## Part of a data file
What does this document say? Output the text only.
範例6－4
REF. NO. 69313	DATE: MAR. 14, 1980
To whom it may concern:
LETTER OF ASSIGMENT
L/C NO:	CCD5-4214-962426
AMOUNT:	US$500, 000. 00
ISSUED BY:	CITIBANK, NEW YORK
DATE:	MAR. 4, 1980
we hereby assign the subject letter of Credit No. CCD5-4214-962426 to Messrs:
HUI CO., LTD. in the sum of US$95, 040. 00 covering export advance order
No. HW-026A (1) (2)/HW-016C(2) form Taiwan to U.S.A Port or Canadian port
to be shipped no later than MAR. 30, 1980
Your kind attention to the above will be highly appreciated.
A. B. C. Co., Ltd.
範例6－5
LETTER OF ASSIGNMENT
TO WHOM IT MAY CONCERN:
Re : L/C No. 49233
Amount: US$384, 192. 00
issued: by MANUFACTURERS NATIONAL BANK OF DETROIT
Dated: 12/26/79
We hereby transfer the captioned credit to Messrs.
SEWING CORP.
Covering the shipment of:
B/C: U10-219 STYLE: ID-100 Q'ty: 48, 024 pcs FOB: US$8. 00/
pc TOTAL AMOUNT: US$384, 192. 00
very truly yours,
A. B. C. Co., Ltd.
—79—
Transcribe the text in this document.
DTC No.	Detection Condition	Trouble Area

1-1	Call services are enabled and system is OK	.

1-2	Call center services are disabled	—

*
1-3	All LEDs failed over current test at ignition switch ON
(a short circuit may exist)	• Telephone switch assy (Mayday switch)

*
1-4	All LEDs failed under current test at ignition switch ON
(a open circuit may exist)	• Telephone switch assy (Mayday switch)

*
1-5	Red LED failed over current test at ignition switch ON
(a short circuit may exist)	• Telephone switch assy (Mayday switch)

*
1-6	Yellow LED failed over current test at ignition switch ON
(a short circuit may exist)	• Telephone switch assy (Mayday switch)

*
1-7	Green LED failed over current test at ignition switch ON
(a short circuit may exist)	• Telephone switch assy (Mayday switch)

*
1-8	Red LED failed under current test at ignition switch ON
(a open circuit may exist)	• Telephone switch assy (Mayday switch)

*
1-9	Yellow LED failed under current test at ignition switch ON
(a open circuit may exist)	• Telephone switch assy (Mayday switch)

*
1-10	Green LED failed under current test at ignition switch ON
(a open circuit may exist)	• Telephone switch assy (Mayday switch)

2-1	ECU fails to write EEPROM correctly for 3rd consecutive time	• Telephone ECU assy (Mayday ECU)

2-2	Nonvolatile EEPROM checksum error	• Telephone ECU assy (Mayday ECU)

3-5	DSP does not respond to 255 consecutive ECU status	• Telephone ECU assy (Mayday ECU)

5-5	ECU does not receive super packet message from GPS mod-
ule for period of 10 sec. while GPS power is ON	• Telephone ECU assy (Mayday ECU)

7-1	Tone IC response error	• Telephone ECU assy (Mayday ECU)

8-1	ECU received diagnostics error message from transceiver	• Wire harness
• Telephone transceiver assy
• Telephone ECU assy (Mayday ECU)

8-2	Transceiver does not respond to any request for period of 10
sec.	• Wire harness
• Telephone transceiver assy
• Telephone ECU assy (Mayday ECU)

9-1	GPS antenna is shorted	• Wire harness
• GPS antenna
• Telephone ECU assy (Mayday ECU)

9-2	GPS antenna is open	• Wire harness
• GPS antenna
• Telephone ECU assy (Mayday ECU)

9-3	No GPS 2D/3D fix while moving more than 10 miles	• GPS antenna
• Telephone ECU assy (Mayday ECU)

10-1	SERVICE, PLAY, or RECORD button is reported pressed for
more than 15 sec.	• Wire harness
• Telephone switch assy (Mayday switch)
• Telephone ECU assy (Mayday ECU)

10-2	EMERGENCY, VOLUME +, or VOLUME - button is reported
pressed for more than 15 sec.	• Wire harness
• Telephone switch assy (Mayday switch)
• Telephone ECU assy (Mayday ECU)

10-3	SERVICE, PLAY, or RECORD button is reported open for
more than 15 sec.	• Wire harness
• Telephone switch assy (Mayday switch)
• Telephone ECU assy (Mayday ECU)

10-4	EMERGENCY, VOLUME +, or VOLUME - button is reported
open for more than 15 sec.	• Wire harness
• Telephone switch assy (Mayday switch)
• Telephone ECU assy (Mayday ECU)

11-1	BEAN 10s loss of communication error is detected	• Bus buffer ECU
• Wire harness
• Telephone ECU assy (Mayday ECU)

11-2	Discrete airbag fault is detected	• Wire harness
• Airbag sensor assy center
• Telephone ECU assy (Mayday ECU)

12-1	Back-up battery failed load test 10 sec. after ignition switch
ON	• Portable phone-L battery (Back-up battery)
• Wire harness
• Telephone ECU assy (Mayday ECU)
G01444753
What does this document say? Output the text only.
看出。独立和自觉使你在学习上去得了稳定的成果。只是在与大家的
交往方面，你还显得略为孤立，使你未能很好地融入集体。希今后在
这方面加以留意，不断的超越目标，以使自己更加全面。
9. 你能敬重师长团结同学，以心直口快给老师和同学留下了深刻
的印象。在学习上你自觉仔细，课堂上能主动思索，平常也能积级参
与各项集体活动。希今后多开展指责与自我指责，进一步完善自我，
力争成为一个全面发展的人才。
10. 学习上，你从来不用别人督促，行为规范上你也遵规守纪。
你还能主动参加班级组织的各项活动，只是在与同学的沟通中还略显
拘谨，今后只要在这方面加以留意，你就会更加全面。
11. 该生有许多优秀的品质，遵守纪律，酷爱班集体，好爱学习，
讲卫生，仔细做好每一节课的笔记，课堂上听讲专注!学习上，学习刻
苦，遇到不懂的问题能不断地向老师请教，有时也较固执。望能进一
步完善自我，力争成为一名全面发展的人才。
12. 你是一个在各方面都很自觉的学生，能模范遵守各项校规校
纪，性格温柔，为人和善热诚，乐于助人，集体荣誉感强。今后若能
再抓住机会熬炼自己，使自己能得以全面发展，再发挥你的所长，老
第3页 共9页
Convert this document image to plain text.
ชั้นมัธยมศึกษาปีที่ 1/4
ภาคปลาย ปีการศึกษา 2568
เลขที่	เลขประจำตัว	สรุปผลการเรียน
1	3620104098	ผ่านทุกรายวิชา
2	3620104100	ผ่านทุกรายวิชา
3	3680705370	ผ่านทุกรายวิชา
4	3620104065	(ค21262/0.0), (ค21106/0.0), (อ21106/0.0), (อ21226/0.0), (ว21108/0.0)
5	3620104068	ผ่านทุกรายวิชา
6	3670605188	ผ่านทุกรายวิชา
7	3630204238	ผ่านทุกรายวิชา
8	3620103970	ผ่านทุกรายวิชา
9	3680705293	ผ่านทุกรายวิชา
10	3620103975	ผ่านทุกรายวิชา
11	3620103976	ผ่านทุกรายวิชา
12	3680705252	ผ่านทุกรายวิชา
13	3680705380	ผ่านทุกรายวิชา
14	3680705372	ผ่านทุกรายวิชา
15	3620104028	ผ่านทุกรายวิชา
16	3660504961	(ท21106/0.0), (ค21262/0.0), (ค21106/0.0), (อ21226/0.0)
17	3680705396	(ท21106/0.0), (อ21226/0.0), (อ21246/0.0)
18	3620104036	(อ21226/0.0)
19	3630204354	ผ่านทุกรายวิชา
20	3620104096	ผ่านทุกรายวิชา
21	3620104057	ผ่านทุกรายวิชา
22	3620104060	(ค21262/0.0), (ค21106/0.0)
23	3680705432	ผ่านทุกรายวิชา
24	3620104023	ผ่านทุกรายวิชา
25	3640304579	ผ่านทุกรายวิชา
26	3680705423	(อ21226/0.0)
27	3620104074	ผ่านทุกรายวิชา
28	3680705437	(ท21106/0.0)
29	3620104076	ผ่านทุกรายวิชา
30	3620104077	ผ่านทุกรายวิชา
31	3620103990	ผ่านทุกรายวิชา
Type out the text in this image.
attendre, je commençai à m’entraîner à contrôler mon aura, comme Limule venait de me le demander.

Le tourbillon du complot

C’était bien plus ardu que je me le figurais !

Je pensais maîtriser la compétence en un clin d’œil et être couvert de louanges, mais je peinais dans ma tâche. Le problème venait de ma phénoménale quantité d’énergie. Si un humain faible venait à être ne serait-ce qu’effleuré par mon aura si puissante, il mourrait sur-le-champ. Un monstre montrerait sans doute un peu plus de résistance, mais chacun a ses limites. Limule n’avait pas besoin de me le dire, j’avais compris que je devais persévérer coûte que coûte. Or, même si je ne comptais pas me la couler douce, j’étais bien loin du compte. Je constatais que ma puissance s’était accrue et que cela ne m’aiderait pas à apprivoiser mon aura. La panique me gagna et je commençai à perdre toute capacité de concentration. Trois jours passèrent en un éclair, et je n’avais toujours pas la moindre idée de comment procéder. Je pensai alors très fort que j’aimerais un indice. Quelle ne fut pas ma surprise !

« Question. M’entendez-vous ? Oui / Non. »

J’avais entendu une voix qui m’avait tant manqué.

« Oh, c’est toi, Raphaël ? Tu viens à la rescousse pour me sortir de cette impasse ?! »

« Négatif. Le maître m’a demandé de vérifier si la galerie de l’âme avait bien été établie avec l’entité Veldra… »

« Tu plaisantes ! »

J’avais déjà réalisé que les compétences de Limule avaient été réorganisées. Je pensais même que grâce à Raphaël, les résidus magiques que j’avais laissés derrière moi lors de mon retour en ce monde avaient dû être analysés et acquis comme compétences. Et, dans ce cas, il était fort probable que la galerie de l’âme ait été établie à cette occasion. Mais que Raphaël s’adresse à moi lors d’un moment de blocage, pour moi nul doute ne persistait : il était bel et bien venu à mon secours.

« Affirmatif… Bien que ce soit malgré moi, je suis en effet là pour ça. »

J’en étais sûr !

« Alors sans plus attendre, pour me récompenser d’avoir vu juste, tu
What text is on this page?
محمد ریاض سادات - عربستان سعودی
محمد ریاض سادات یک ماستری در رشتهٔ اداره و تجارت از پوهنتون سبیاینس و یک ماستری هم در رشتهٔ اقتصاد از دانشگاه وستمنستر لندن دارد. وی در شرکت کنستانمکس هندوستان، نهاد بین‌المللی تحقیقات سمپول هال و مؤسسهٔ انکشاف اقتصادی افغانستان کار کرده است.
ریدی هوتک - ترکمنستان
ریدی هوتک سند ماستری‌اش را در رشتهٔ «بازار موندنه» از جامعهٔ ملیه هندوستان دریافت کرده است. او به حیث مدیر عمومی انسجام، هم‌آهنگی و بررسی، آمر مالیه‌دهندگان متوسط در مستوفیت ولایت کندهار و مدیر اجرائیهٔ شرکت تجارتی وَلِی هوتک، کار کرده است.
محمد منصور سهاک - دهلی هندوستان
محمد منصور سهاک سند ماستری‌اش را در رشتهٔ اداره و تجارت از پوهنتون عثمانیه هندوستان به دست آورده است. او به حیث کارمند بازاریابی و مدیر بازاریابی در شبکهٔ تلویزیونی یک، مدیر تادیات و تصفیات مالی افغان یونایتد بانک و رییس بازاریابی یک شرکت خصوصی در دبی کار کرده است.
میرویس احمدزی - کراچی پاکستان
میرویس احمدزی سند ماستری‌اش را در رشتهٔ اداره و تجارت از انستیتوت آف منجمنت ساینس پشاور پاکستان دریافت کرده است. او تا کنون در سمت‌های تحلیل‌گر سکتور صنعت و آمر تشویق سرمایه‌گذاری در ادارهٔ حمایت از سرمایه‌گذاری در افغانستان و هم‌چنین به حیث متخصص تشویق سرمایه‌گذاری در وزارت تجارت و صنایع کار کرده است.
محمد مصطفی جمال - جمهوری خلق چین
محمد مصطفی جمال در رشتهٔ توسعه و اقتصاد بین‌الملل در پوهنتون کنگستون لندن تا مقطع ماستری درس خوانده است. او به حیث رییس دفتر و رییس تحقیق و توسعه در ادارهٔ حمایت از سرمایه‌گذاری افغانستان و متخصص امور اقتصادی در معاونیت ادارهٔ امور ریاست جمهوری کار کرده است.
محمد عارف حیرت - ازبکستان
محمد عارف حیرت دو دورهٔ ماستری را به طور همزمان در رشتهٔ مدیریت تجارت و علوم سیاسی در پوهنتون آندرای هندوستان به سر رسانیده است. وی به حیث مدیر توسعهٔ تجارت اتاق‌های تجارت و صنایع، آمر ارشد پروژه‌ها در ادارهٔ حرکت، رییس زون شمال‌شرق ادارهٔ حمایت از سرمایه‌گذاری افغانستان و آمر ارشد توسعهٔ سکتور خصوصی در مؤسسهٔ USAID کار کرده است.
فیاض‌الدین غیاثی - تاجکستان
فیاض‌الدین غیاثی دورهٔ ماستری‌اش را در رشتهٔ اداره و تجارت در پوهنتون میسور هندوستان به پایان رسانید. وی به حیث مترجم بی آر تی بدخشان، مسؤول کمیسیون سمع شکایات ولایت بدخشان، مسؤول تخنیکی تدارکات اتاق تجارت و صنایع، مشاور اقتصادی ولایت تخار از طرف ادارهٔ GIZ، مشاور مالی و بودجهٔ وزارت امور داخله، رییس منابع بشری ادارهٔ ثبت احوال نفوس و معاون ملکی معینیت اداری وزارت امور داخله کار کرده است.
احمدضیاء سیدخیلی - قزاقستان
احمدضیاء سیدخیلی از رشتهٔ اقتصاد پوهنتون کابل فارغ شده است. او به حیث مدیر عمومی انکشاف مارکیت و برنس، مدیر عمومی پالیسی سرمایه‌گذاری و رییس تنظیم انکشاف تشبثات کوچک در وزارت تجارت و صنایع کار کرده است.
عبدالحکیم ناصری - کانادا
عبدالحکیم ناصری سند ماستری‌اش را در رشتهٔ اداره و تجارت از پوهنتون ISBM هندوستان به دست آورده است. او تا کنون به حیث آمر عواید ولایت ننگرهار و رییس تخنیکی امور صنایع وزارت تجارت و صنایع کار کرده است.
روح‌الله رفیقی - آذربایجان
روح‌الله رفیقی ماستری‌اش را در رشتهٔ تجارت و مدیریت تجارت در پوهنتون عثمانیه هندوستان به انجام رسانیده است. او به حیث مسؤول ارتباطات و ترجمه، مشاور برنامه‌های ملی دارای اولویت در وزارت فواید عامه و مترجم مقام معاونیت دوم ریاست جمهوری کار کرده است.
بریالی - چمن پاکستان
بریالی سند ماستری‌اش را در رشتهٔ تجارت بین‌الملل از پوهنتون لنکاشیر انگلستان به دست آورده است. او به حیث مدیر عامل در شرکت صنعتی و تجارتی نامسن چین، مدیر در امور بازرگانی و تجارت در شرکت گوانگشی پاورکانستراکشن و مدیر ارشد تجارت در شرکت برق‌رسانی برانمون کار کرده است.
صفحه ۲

## AIM OF THE TASK
Going through the data, tally the lines containing "message" and report only the result.

## WORKED ANSWER
2